### GIVEN EXERCISE
Below are the records; copy each line in them that holds the word "present".

┌──

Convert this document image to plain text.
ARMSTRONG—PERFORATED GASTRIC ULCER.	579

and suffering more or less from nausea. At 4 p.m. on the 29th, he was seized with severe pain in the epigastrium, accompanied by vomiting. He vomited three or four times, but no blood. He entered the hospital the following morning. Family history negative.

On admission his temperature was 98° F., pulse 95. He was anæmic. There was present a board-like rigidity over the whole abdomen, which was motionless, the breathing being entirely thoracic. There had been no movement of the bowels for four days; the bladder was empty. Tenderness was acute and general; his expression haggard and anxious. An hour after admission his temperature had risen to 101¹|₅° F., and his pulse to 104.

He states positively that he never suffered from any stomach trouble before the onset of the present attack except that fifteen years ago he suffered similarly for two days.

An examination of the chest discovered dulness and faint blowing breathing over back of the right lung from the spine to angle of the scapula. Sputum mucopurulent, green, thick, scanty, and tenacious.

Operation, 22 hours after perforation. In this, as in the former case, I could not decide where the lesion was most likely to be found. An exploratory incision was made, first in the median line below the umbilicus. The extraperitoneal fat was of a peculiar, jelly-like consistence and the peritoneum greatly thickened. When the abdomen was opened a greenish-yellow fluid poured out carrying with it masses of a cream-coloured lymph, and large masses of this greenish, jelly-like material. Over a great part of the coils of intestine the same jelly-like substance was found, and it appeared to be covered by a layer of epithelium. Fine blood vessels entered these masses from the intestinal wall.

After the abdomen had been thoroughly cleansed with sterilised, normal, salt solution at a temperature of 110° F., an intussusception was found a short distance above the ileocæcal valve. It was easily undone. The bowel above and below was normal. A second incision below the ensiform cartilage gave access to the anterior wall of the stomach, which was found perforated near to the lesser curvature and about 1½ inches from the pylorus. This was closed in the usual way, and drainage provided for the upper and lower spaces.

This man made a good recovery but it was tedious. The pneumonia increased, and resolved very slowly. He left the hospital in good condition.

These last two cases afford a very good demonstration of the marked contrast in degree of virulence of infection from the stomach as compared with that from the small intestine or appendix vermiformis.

└──

### OUTPUT OF THE EXERCISE
On admission his temperature was 98° F., pulse 95. He was anæmic. There was present a board-like rigidity over the whole abdomen, which was motionless, the breathing being entirely thoracic. There had been no movement of the bowels for four days; the bladder was empty. Tenderness was acute and general; his expression haggard and anxious. An hour after admission his temperature had risen to 101¹|₅° F., and his pulse to 104.
He states positively that he never suffered from any stomach trouble before the onset of the present attack except that fifteen years ago he suffered similarly for two days.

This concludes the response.